(Records from a collection of figures)
• • •
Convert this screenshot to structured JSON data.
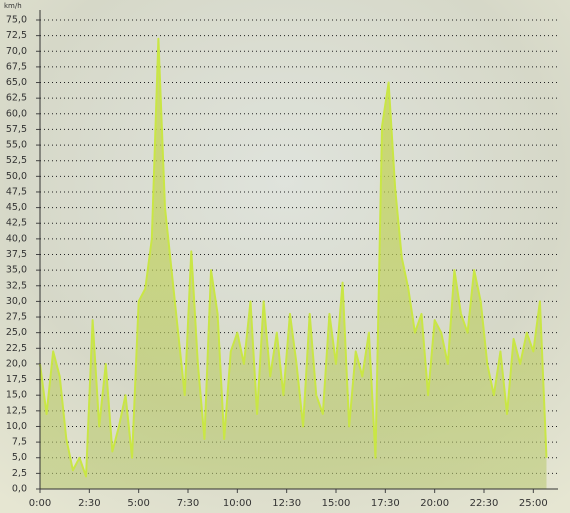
{
  "chart_data": {
    "type": "area",
    "unit_label": "km/h",
    "color": "#c9e645",
    "fill_color": "#b9cf5a",
    "grid": true,
    "xlim": [
      0,
      1575
    ],
    "ylim": [
      0,
      75
    ],
    "xticks": [
      {
        "value": 0,
        "label": "0:00"
      },
      {
        "value": 150,
        "label": "2:30"
      },
      {
        "value": 300,
        "label": "5:00"
      },
      {
        "value": 450,
        "label": "7:30"
      },
      {
        "value": 600,
        "label": "10:00"
      },
      {
        "value": 750,
        "label": "12:30"
      },
      {
        "value": 900,
        "label": "15:00"
      },
      {
        "value": 1050,
        "label": "17:30"
      },
      {
        "value": 1200,
        "label": "20:00"
      },
      {
        "value": 1350,
        "label": "22:30"
      },
      {
        "value": 1500,
        "label": "25:00"
      }
    ],
    "yticks": [
      {
        "value": 0,
        "label": "0,0"
      },
      {
        "value": 2.5,
        "label": "2,5"
      },
      {
        "value": 5,
        "label": "5,0"
      },
      {
        "value": 7.5,
        "label": "7,5"
      },
      {
        "value": 10,
        "label": "10,0"
      },
      {
        "value": 12.5,
        "label": "12,5"
      },
      {
        "value": 15,
        "label": "15,0"
      },
      {
        "value": 17.5,
        "label": "17,5"
      },
      {
        "value": 20,
        "label": "20,0"
      },
      {
        "value": 22.5,
        "label": "22,5"
      },
      {
        "value": 25,
        "label": "25,0"
      },
      {
        "value": 27.5,
        "label": "27,5"
      },
      {
        "value": 30,
        "label": "30,0"
      },
      {
        "value": 32.5,
        "label": "32,5"
      },
      {
        "value": 35,
        "label": "35,0"
      },
      {
        "value": 37.5,
        "label": "37,5"
      },
      {
        "value": 40,
        "label": "40,0"
      },
      {
        "value": 42.5,
        "label": "42,5"
      },
      {
        "value": 45,
        "label": "45,0"
      },
      {
        "value": 47.5,
        "label": "47,5"
      },
      {
        "value": 50,
        "label": "50,0"
      },
      {
        "value": 52.5,
        "label": "52,5"
      },
      {
        "value": 55,
        "label": "55,0"
      },
      {
        "value": 57.5,
        "label": "57,5"
      },
      {
        "value": 60,
        "label": "60,0"
      },
      {
        "value": 62.5,
        "label": "62,5"
      },
      {
        "value": 65,
        "label": "65,0"
      },
      {
        "value": 67.5,
        "label": "67,5"
      },
      {
        "value": 70,
        "label": "70,0"
      },
      {
        "value": 72.5,
        "label": "72,5"
      },
      {
        "value": 75,
        "label": "75,0"
      }
    ],
    "x": [
      0,
      20,
      40,
      60,
      80,
      100,
      120,
      140,
      160,
      180,
      200,
      220,
      240,
      260,
      280,
      300,
      320,
      340,
      360,
      380,
      400,
      420,
      440,
      460,
      480,
      500,
      520,
      540,
      560,
      580,
      600,
      620,
      640,
      660,
      680,
      700,
      720,
      740,
      760,
      780,
      800,
      820,
      840,
      860,
      880,
      900,
      920,
      940,
      960,
      980,
      1000,
      1020,
      1040,
      1060,
      1080,
      1100,
      1120,
      1140,
      1160,
      1180,
      1200,
      1220,
      1240,
      1260,
      1280,
      1300,
      1320,
      1340,
      1360,
      1380,
      1400,
      1420,
      1440,
      1460,
      1480,
      1500,
      1520,
      1540
    ],
    "values": [
      20,
      12,
      22,
      18,
      8,
      3,
      5,
      2,
      27,
      10,
      20,
      6,
      10,
      15,
      5,
      30,
      32,
      40,
      72,
      45,
      35,
      25,
      15,
      38,
      20,
      8,
      35,
      28,
      8,
      22,
      25,
      20,
      30,
      12,
      30,
      18,
      25,
      15,
      28,
      20,
      10,
      28,
      15,
      12,
      28,
      20,
      33,
      10,
      22,
      18,
      25,
      5,
      58,
      65,
      48,
      37,
      32,
      25,
      28,
      15,
      27,
      25,
      20,
      35,
      28,
      25,
      35,
      30,
      20,
      15,
      22,
      12,
      24,
      20,
      25,
      22,
      30,
      5
    ]
  }
}
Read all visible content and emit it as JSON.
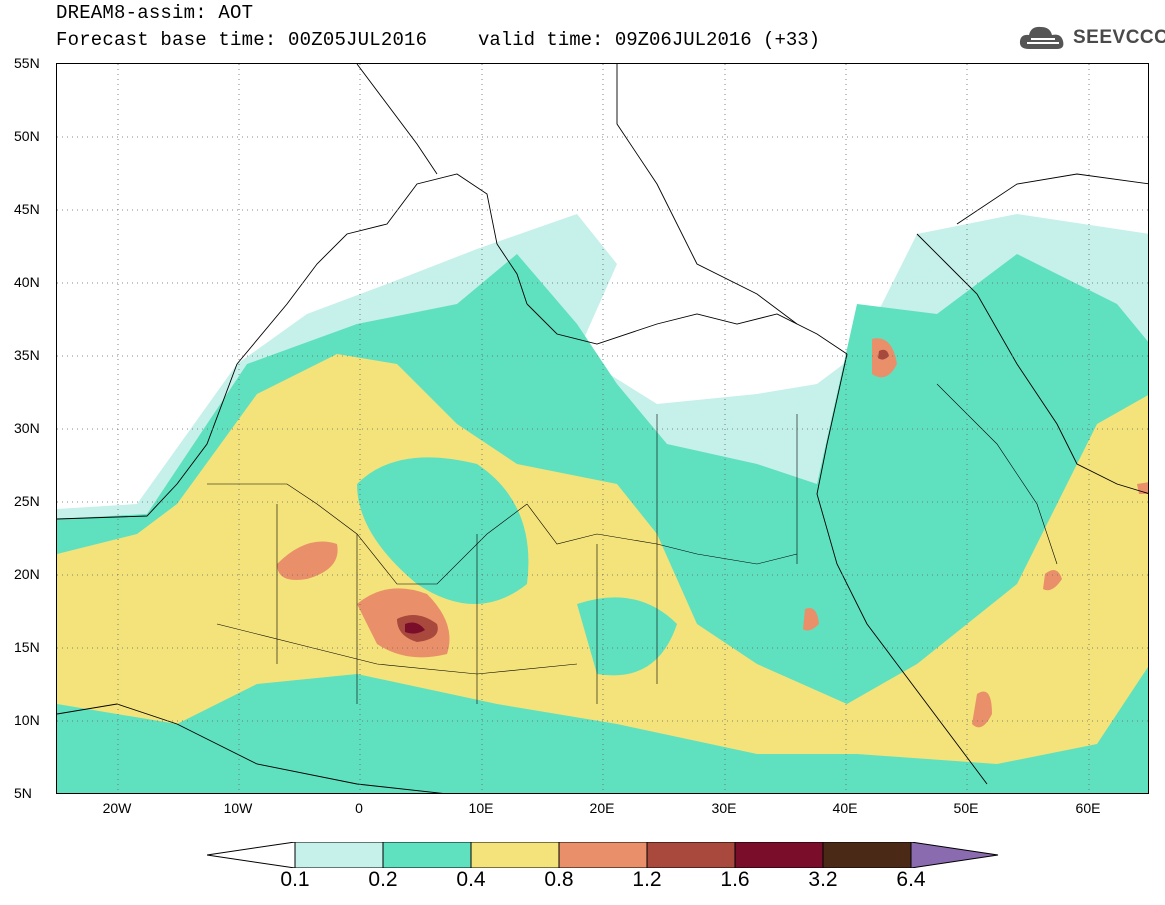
• • •
▸ Exercise
Return each line exactly as written. Any picture gets left out.

▸ Finished exercise
Convert this screenshot to structured JSON data.
{
  "chart_data": {
    "type": "area",
    "unit_label": "km/h",
    "color": "#c9e645",
    "fill_color": "#b9cf5a",
    "grid": true,
    "xlim": [
      0,
      1575
    ],
    "ylim": [
      0,
      75
    ],
    "xticks": [
      {
        "value": 0,
        "label": "0:00"
      },
      {
        "value": 150,
        "label": "2:30"
      },
      {
        "value": 300,
        "label": "5:00"
      },
      {
        "value": 450,
        "label": "7:30"
      },
      {
        "value": 600,
        "label": "10:00"
      },
      {
        "value": 750,
        "label": "12:30"
      },
      {
        "value": 900,
        "label": "15:00"
      },
      {
        "value": 1050,
        "label": "17:30"
      },
      {
        "value": 1200,
        "label": "20:00"
      },
      {
        "value": 1350,
        "label": "22:30"
      },
      {
        "value": 1500,
        "label": "25:00"
      }
    ],
    "yticks": [
      {
        "value": 0,
        "label": "0,0"
      },
      {
        "value": 2.5,
        "label": "2,5"
      },
      {
        "value": 5,
        "label": "5,0"
      },
      {
        "value": 7.5,
        "label": "7,5"
      },
      {
        "value": 10,
        "label": "10,0"
      },
      {
        "value": 12.5,
        "label": "12,5"
      },
      {
        "value": 15,
        "label": "15,0"
      },
      {
        "value": 17.5,
        "label": "17,5"
      },
      {
        "value": 20,
        "label": "20,0"
      },
      {
        "value": 22.5,
        "label": "22,5"
      },
      {
        "value": 25,
        "label": "25,0"
      },
      {
        "value": 27.5,
        "label": "27,5"
      },
      {
        "value": 30,
        "label": "30,0"
      },
      {
        "value": 32.5,
        "label": "32,5"
      },
      {
        "value": 35,
        "label": "35,0"
      },
      {
        "value": 37.5,
        "label": "37,5"
      },
      {
        "value": 40,
        "label": "40,0"
      },
      {
        "value": 42.5,
        "label": "42,5"
      },
      {
        "value": 45,
        "label": "45,0"
      },
      {
        "value": 47.5,
        "label": "47,5"
      },
      {
        "value": 50,
        "label": "50,0"
      },
      {
        "value": 52.5,
        "label": "52,5"
      },
      {
        "value": 55,
        "label": "55,0"
      },
      {
        "value": 57.5,
        "label": "57,5"
      },
      {
        "value": 60,
        "label": "60,0"
      },
      {
        "value": 62.5,
        "label": "62,5"
      },
      {
        "value": 65,
        "label": "65,0"
      },
      {
        "value": 67.5,
        "label": "67,5"
      },
      {
        "value": 70,
        "label": "70,0"
      },
      {
        "value": 72.5,
        "label": "72,5"
      },
      {
        "value": 75,
        "label": "75,0"
      }
    ],
    "x": [
      0,
      20,
      40,
      60,
      80,
      100,
      120,
      140,
      160,
      180,
      200,
      220,
      240,
      260,
      280,
      300,
      320,
      340,
      360,
      380,
      400,
      420,
      440,
      460,
      480,
      500,
      520,
      540,
      560,
      580,
      600,
      620,
      640,
      660,
      680,
      700,
      720,
      740,
      760,
      780,
      800,
      820,
      840,
      860,
      880,
      900,
      920,
      940,
      960,
      980,
      1000,
      1020,
      1040,
      1060,
      1080,
      1100,
      1120,
      1140,
      1160,
      1180,
      1200,
      1220,
      1240,
      1260,
      1280,
      1300,
      1320,
      1340,
      1360,
      1380,
      1400,
      1420,
      1440,
      1460,
      1480,
      1500,
      1520,
      1540
    ],
    "values": [
      20,
      12,
      22,
      18,
      8,
      3,
      5,
      2,
      27,
      10,
      20,
      6,
      10,
      15,
      5,
      30,
      32,
      40,
      72,
      45,
      35,
      25,
      15,
      38,
      20,
      8,
      35,
      28,
      8,
      22,
      25,
      20,
      30,
      12,
      30,
      18,
      25,
      15,
      28,
      20,
      10,
      28,
      15,
      12,
      28,
      20,
      33,
      10,
      22,
      18,
      25,
      5,
      58,
      65,
      48,
      37,
      32,
      25,
      28,
      15,
      27,
      25,
      20,
      35,
      28,
      25,
      35,
      30,
      20,
      15,
      22,
      12,
      24,
      20,
      25,
      22,
      30,
      5
    ]
  }
}
Read all visible content and emit it as JSON.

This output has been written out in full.